Coronation of Charles III on May 6, 2023

Coronation of Charles III

The coronation of Charles III and his wife Camilla Shand as King and Queen consort of the United Kingdom and other Commonwealth realms will take place on Saturday May 6, 2023.


The previous coronation took place approximately sixteen months after the Queen’s proclamation as Sovereign. Charles III ascended the British throne immediately after the death of his mother, Elizabeth II, on September 8, 2022. He was proclaimed king by the Accession Council on September 10, 2022; which was followed by proclamations in other Commonwealth realms. The preparation of the ceremony taking time, the coronation “should not take place for several months”.

Charles’ coronation is codenamed “Operation Golden Orb”. The committee is chaired by Edward Fitzalan-Howard, 18th Duke of Norfolk, who holds the hereditary office of Earl Marshal. The operation is composed of prominent members of the aristocracy as well as other dignitaries, it is constitutionally separate from the private offices of Charles III or Elizabeth II.

Charles’ wife, Camilla, is also to be crowned queen consort. When Charles married her in 2005, the Prince of Wales’ cabinet indicated that Camilla would not receive the title of queen upon her accession, but that of “princess consort”. Charles, however, had long wanted her to wear the title of queen and be crowned alongside him. With Camilla’s growing popularity, Elizabeth II wished for Camilla to be crowned queen with the accession of Charles.

Place of the ceremony

The ceremony will take place at Westminster Abbey and will likely be led by the Archbishop of Canterbury. The archbishop, currently Justin Welby, is the primate of all England, as the successor of Saint Augustine of Canterbury, who was the first holder of this late 6th century see. The coronation ceremony is both ceremonial and religious. King Charles III, as British sovereign, is now supreme governor of the Church of England. The king will be anointed with Holy Chrism, the sacred oil.

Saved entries
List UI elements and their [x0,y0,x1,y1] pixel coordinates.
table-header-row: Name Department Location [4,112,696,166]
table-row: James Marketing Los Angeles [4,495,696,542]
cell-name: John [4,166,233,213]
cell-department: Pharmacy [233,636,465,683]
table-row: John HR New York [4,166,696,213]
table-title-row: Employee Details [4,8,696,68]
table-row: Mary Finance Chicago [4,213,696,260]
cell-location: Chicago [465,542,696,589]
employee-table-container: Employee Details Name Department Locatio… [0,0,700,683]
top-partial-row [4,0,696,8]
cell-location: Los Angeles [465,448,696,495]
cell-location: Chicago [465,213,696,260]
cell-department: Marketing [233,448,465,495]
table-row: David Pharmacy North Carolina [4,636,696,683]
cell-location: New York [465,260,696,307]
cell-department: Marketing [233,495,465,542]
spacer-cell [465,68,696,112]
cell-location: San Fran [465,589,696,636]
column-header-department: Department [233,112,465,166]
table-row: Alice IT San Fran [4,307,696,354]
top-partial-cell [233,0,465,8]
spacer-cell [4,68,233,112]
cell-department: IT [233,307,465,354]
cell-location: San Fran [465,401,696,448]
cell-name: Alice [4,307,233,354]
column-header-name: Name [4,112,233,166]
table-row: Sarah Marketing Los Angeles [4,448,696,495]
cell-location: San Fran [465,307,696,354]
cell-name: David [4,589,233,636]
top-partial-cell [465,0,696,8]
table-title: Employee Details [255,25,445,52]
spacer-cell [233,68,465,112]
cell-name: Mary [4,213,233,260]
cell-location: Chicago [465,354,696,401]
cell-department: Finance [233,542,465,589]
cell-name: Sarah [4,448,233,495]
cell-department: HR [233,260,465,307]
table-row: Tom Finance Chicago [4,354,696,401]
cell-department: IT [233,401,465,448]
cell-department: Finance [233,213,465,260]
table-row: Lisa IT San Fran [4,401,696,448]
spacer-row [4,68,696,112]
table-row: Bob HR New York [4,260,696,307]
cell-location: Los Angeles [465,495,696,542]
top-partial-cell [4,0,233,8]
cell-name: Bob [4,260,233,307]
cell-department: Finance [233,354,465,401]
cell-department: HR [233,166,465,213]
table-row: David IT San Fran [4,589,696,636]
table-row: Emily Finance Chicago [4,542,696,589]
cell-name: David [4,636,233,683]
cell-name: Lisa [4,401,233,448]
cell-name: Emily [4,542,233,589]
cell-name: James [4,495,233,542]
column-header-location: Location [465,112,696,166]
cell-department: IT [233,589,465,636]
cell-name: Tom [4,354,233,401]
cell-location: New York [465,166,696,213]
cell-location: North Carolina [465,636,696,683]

**REQUIRED ACTIONS**
(1) In the coronation text, what codename is given to Charles' coronation?
(2) Restate the part of the coronation text that opens with the words containing "Coronation of Charles III on" and closes with "May 6, 2023.", renaming "Camilla Shand" as "Queen Camilla".
Rely only on the text about the coronation of Charles III, not on the records.

**ANSWERS TO THE EXERCISES**
(1) Operation Golden Orb

(2)
Coronation of Charles III on May 6, 2023

Coronation of Charles III

The coronation of Charles III and his wife Queen Camilla as King and Queen consort of the United Kingdom and other Commonwealth realms will take place on Saturday May 6, 2023.